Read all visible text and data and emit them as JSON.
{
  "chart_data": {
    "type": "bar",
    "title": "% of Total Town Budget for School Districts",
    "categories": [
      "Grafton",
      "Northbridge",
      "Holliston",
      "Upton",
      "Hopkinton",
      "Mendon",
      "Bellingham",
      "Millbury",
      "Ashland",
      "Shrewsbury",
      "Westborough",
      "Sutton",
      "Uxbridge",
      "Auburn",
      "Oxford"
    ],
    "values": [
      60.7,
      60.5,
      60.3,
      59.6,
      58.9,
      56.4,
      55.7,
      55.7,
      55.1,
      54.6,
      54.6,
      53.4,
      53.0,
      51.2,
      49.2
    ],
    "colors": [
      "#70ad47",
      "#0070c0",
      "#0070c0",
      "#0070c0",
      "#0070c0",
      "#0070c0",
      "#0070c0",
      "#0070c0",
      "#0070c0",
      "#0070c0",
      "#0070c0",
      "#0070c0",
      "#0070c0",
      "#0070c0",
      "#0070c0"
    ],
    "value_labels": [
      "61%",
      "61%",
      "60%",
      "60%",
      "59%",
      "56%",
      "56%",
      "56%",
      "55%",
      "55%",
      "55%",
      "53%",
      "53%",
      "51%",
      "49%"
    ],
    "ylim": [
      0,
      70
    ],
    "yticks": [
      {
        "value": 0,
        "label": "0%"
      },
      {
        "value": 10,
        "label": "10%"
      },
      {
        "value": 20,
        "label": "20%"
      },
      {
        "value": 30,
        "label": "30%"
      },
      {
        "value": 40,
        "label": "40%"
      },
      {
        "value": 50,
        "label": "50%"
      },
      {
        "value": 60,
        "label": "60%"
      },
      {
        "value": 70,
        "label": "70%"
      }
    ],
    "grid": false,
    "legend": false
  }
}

_WHAT YOU HAVE TO DO_
Every line of the data above should be copied exactly.

_CORRECT RESPONSE_
Read all visible text and data and emit them as JSON.
{
  "chart_data": {
    "type": "bar",
    "title": "% of Total Town Budget for School Districts",
    "categories": [
      "Grafton",
      "Northbridge",
      "Holliston",
      "Upton",
      "Hopkinton",
      "Mendon",
      "Bellingham",
      "Millbury",
      "Ashland",
      "Shrewsbury",
      "Westborough",
      "Sutton",
      "Uxbridge",
      "Auburn",
      "Oxford"
    ],
    "values": [
      60.7,
      60.5,
      60.3,
      59.6,
      58.9,
      56.4,
      55.7,
      55.7,
      55.1,
      54.6,
      54.6,
      53.4,
      53.0,
      51.2,
      49.2
    ],
    "colors": [
      "#70ad47",
      "#0070c0",
      "#0070c0",
      "#0070c0",
      "#0070c0",
      "#0070c0",
      "#0070c0",
      "#0070c0",
      "#0070c0",
      "#0070c0",
      "#0070c0",
      "#0070c0",
      "#0070c0",
      "#0070c0",
      "#0070c0"
    ],
    "value_labels": [
      "61%",
      "61%",
      "60%",
      "60%",
      "59%",
      "56%",
      "56%",
      "56%",
      "55%",
      "55%",
      "55%",
      "53%",
      "53%",
      "51%",
      "49%"
    ],
    "ylim": [
      0,
      70
    ],
    "yticks": [
      {
        "value": 0,
        "label": "0%"
      },
      {
        "value": 10,
        "label": "10%"
      },
      {
        "value": 20,
        "label": "20%"
      },
      {
        "value": 30,
        "label": "30%"
      },
      {
        "value": 40,
        "label": "40%"
      },
      {
        "value": 50,
        "label": "50%"
      },
      {
        "value": 60,
        "label": "60%"
      },
      {
        "value": 70,
        "label": "70%"
      }
    ],
    "grid": false,
    "legend": false
  }
}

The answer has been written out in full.